> Records from a dataset:

-*-*-

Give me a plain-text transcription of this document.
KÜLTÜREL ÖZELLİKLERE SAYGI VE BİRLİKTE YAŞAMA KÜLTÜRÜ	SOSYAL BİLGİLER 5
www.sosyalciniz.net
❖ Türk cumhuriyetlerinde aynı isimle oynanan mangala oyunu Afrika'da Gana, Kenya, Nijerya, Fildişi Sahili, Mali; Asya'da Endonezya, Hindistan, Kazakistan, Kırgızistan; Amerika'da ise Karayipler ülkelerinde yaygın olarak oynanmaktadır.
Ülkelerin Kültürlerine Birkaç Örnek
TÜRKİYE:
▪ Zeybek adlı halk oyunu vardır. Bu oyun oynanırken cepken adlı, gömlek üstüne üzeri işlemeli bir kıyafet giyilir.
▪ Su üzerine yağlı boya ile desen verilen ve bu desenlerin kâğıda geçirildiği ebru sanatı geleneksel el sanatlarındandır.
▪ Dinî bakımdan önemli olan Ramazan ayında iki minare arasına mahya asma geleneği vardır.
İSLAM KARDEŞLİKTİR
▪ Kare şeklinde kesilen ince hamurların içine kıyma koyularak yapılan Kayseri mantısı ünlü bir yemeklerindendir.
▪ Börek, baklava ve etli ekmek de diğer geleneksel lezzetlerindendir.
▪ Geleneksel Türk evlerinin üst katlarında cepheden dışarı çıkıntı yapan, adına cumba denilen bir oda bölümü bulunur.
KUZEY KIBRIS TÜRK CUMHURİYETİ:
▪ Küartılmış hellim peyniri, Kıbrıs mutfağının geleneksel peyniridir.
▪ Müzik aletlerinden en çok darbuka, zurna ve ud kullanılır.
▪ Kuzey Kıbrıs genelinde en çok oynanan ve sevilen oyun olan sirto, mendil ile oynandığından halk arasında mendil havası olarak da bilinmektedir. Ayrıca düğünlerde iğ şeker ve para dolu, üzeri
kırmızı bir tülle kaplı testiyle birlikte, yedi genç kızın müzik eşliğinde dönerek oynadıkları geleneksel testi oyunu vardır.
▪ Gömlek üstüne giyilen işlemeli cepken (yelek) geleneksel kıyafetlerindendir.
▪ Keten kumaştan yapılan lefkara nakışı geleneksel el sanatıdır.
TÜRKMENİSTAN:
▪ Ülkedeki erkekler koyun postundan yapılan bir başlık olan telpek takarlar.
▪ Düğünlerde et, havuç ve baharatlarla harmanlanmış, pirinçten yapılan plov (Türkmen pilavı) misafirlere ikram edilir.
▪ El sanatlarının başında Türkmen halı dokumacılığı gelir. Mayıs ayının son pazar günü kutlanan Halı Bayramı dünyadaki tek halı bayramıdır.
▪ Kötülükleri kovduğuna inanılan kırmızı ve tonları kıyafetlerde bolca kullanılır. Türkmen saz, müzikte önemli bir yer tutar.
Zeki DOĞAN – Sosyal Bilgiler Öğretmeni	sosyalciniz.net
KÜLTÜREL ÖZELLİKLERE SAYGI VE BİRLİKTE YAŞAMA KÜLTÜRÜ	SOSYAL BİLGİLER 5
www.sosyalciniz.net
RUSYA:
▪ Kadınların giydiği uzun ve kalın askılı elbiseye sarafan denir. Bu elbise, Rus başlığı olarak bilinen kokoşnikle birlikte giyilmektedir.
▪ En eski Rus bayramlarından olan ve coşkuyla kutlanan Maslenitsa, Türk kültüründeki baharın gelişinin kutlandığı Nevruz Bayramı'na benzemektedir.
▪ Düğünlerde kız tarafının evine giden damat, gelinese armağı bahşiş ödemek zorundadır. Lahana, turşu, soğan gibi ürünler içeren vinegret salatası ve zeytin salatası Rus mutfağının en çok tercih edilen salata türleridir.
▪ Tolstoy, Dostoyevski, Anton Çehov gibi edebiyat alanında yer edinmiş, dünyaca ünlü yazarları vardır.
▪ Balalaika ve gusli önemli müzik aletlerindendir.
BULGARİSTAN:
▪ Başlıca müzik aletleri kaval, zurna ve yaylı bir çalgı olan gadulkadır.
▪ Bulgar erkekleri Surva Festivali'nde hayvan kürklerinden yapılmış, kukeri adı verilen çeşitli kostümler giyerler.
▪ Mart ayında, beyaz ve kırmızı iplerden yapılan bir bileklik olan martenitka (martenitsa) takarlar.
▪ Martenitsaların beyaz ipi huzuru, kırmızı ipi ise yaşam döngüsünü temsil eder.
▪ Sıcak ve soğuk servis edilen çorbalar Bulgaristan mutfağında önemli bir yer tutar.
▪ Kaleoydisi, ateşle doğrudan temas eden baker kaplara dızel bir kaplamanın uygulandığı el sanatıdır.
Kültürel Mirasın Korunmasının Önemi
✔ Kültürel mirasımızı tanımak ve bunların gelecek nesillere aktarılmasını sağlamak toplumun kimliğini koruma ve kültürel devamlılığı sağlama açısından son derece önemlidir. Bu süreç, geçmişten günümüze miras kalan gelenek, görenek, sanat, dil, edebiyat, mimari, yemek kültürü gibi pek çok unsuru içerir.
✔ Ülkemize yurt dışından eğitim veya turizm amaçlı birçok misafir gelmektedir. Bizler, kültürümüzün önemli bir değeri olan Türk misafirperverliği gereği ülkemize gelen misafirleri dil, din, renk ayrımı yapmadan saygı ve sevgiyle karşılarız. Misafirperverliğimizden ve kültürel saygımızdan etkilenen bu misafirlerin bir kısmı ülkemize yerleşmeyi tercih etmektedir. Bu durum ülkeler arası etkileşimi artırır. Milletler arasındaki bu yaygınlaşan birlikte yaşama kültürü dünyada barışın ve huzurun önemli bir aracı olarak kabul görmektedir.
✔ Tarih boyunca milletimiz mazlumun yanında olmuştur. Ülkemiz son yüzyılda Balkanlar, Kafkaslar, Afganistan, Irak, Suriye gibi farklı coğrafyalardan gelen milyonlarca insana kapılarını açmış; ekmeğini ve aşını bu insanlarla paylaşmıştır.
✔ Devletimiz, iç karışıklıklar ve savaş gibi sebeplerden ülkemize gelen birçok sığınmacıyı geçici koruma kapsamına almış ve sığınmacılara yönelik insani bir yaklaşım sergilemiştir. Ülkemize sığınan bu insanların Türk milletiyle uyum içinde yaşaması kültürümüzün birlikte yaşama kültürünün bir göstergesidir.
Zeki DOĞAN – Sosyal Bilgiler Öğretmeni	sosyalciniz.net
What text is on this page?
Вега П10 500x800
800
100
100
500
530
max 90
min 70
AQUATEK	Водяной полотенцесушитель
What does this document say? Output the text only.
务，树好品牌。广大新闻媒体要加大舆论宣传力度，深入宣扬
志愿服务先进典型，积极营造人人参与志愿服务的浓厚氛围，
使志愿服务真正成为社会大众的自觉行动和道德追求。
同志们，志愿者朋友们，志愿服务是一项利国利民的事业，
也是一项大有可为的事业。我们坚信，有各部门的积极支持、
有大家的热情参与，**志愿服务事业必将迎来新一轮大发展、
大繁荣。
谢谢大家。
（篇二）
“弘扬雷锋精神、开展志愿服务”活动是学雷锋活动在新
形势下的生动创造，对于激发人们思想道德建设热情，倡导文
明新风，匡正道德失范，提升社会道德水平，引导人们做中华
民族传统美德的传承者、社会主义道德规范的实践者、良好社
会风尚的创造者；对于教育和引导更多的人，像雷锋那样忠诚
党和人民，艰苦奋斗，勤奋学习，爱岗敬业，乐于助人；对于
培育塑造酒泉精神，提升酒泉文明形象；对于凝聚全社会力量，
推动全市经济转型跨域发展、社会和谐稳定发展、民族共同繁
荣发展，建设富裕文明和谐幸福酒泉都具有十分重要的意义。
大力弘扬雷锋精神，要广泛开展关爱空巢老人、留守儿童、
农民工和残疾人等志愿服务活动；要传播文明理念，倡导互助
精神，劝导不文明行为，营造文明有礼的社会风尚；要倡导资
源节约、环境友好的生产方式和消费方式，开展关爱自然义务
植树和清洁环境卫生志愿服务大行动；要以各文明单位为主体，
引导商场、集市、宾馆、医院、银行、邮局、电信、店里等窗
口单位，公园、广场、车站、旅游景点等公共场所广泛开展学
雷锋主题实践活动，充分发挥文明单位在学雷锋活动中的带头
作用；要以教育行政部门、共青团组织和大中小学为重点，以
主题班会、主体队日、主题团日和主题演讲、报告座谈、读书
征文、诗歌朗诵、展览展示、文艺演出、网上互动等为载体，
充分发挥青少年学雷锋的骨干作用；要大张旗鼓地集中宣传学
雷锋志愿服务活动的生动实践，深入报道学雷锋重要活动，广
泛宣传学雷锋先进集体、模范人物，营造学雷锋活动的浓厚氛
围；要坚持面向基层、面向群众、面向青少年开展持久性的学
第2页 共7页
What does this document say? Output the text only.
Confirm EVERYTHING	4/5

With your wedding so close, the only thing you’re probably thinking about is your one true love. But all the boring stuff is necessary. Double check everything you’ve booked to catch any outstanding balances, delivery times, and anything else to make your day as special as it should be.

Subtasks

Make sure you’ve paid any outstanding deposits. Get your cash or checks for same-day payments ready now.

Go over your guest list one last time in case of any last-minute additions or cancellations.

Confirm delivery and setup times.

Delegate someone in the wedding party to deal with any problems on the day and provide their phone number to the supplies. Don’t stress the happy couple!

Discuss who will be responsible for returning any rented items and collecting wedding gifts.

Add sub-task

-*-*-

> EXERCISE GOAL:
Scan the material for lines with the word "zurna", and copy each line you find.

> SOLVED EXERCISE:
▪ Müzik aletlerinden en çok darbuka, zurna ve ud kullanılır.
▪ Başlıca müzik aletleri kaval, zurna ve yaylı bir çalgı olan gadulkadır.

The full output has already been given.